### Exercise brief
The entries below need to be written out exactly, with no pictures included.

### Data listing

## Begin

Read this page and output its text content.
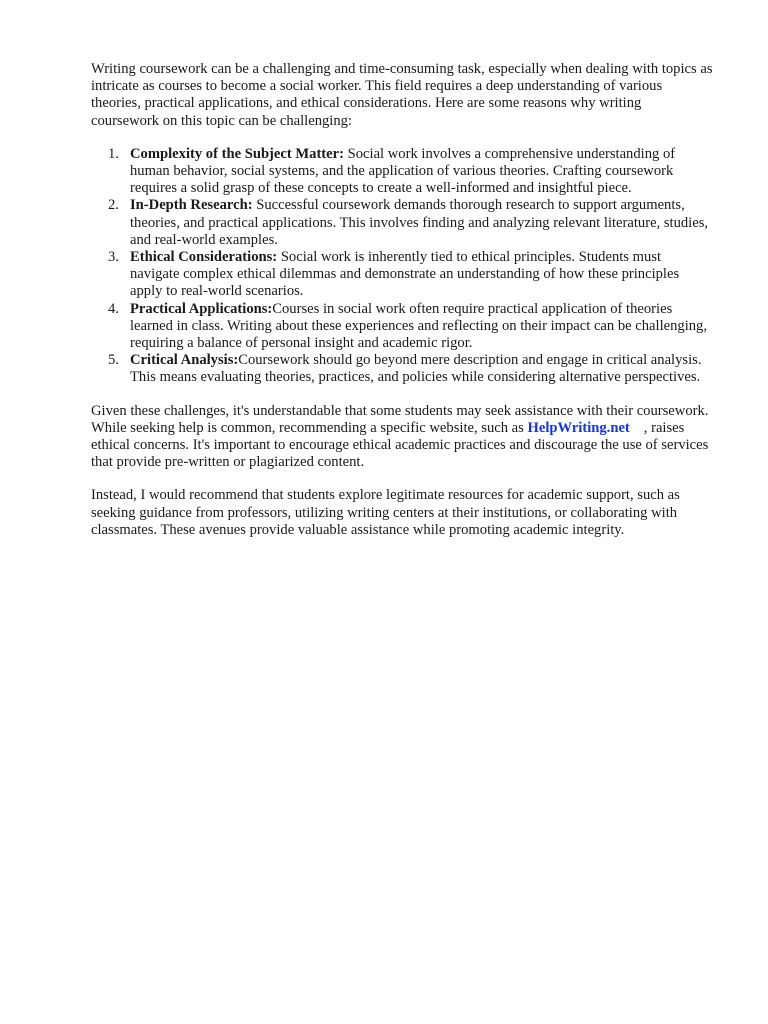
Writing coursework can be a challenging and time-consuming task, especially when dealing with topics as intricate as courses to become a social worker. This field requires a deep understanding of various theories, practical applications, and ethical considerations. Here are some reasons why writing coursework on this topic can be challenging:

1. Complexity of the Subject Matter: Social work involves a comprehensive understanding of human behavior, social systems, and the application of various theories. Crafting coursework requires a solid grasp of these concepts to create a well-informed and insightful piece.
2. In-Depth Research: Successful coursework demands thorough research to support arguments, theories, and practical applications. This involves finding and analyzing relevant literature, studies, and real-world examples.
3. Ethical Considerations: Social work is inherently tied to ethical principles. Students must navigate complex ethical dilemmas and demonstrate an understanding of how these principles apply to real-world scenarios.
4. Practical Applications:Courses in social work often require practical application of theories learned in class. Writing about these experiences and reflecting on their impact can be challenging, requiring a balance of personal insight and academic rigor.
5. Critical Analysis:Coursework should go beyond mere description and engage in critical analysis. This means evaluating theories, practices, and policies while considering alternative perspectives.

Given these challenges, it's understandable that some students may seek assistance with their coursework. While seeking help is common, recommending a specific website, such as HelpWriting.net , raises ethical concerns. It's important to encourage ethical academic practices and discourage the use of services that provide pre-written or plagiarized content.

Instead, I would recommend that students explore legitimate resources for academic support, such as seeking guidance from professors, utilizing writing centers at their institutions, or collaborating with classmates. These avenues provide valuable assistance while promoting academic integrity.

## End

### Answer for this exercise
Read this page and output its text content.
Writing coursework can be a challenging and time-consuming task, especially when dealing with topics as intricate as courses to become a social worker. This field requires a deep understanding of various theories, practical applications, and ethical considerations. Here are some reasons why writing coursework on this topic can be challenging:

1. Complexity of the Subject Matter: Social work involves a comprehensive understanding of human behavior, social systems, and the application of various theories. Crafting coursework requires a solid grasp of these concepts to create a well-informed and insightful piece.
2. In-Depth Research: Successful coursework demands thorough research to support arguments, theories, and practical applications. This involves finding and analyzing relevant literature, studies, and real-world examples.
3. Ethical Considerations: Social work is inherently tied to ethical principles. Students must navigate complex ethical dilemmas and demonstrate an understanding of how these principles apply to real-world scenarios.
4. Practical Applications:Courses in social work often require practical application of theories learned in class. Writing about these experiences and reflecting on their impact can be challenging, requiring a balance of personal insight and academic rigor.
5. Critical Analysis:Coursework should go beyond mere description and engage in critical analysis. This means evaluating theories, practices, and policies while considering alternative perspectives.

Given these challenges, it's understandable that some students may seek assistance with their coursework. While seeking help is common, recommending a specific website, such as HelpWriting.net , raises ethical concerns. It's important to encourage ethical academic practices and discourage the use of services that provide pre-written or plagiarized content.

Instead, I would recommend that students explore legitimate resources for academic support, such as seeking guidance from professors, utilizing writing centers at their institutions, or collaborating with classmates. These avenues provide valuable assistance while promoting academic integrity.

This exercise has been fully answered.